» **Aim of the exercise**: Scan the material that follows. Copy every line containing the word "lines".

* start *

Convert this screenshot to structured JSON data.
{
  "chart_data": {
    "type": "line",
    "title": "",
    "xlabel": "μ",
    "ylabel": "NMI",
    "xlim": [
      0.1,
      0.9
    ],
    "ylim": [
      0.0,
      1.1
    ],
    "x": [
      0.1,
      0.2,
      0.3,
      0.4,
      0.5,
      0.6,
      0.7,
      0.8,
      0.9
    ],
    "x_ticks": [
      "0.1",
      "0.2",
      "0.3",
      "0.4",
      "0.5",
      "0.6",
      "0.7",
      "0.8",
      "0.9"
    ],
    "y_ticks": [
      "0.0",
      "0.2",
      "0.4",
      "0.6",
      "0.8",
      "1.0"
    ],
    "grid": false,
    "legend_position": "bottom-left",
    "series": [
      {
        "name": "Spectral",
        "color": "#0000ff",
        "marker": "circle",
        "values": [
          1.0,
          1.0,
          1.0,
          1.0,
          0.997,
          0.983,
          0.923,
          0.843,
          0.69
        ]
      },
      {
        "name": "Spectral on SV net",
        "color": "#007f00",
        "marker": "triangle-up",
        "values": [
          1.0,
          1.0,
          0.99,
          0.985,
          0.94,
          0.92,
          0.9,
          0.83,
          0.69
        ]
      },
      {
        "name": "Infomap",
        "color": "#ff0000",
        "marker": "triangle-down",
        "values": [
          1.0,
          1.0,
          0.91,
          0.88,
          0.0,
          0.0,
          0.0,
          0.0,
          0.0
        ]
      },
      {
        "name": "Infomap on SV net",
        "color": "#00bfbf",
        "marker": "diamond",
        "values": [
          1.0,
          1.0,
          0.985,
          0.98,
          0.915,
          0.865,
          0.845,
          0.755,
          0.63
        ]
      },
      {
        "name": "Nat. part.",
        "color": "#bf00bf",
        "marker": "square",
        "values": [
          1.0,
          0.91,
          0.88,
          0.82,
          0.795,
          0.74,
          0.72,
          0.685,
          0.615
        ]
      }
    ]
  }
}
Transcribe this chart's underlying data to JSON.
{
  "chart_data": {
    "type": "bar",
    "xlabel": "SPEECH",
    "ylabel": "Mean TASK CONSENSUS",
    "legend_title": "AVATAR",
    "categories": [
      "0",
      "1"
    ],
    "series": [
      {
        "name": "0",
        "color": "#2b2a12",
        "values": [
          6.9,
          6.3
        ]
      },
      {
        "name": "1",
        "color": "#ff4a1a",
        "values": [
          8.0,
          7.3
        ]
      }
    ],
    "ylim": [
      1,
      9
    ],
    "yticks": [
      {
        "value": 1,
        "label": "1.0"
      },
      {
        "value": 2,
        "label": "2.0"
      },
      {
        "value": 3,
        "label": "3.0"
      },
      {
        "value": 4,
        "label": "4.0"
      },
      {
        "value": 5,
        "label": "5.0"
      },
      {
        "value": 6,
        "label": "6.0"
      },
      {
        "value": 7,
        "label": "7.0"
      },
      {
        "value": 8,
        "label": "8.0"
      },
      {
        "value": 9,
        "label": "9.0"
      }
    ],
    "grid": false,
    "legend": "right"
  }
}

* end *
* start *

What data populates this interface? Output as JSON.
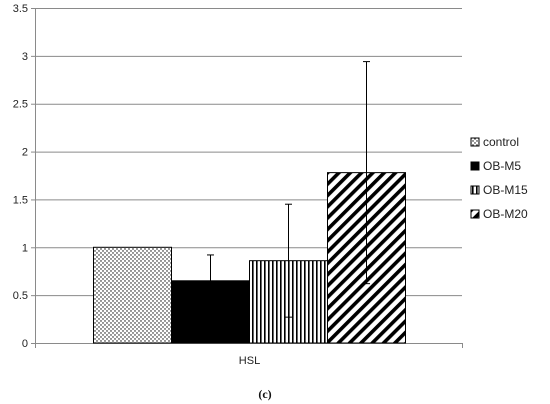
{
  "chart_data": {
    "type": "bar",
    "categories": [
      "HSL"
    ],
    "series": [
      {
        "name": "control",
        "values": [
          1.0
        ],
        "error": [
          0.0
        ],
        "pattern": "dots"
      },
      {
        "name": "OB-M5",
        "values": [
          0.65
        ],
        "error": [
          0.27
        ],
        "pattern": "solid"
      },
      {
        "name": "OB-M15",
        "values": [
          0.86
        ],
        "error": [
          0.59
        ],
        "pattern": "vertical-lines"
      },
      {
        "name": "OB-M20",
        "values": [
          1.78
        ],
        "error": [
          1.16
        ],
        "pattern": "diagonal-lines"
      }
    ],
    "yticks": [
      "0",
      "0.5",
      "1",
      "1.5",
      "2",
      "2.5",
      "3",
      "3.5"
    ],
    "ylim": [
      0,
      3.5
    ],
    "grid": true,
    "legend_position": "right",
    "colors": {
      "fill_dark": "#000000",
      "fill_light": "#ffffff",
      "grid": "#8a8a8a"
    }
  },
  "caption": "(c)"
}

* end *
* start *

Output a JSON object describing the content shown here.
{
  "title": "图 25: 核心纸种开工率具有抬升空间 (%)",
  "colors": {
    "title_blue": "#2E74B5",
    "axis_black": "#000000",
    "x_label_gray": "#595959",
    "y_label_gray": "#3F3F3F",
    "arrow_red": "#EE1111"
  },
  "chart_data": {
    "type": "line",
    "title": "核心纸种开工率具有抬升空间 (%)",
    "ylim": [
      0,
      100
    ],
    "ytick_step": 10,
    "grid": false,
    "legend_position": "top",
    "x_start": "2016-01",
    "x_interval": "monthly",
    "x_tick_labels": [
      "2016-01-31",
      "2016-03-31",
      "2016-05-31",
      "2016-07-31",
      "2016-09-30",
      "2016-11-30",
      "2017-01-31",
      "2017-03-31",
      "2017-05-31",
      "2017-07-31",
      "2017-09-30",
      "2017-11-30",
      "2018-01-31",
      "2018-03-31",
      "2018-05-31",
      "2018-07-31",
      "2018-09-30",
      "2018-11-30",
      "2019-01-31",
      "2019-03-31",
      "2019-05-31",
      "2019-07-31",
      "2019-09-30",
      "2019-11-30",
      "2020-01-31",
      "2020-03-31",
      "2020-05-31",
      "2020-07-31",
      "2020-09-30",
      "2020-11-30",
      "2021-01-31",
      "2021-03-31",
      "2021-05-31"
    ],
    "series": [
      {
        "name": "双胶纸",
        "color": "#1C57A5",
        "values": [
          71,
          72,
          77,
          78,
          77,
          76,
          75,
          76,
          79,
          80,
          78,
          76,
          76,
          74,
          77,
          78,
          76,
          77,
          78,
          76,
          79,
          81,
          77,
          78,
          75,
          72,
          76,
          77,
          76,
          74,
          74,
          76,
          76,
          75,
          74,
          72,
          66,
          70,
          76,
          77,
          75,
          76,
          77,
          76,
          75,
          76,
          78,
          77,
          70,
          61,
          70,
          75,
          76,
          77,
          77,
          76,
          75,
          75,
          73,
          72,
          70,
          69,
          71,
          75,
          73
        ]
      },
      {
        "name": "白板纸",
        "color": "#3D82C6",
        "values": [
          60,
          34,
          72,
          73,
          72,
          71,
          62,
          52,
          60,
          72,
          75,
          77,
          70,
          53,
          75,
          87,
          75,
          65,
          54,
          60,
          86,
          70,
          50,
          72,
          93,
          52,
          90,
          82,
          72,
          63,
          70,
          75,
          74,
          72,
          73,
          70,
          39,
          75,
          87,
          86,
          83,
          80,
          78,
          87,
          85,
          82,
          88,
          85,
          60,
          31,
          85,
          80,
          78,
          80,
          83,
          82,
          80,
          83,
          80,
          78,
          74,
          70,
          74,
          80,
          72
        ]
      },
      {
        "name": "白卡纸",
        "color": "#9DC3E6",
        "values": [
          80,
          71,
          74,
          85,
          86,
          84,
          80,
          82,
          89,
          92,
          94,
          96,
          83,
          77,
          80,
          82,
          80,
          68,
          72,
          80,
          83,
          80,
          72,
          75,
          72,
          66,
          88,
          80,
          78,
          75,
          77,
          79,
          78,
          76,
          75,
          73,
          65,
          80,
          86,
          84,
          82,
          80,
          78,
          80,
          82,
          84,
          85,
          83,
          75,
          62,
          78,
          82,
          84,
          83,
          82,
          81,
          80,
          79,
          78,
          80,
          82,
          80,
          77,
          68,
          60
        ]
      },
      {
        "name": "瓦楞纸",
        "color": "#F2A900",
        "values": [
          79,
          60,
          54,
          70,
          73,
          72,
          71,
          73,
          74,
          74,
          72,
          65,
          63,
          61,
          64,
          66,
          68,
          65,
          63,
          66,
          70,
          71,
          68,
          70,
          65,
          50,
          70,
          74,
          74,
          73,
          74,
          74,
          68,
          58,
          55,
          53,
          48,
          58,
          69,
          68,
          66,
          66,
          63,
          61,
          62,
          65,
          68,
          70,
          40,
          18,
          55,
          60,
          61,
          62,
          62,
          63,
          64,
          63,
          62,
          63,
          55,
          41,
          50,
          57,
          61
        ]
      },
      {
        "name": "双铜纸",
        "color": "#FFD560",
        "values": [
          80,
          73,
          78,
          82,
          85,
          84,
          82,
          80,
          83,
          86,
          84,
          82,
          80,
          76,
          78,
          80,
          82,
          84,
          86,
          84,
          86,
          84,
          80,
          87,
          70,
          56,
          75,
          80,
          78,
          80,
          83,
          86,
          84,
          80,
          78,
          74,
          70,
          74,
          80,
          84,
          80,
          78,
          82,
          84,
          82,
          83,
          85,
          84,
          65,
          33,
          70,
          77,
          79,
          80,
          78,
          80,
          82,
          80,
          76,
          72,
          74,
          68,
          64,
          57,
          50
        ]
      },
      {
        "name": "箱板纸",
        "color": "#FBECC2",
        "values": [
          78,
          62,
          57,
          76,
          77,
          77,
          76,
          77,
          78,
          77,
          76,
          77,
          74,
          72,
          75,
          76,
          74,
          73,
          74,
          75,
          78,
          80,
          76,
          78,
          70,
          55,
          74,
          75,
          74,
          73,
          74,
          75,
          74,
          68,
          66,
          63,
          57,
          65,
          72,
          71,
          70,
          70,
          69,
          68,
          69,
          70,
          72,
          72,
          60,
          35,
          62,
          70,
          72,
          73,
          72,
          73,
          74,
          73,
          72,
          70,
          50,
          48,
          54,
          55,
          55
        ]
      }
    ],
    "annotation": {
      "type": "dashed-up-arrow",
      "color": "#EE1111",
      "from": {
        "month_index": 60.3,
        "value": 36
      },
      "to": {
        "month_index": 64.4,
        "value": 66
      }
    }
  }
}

* end *

» **Task result**:
        "pattern": "vertical-lines"
        "pattern": "diagonal-lines"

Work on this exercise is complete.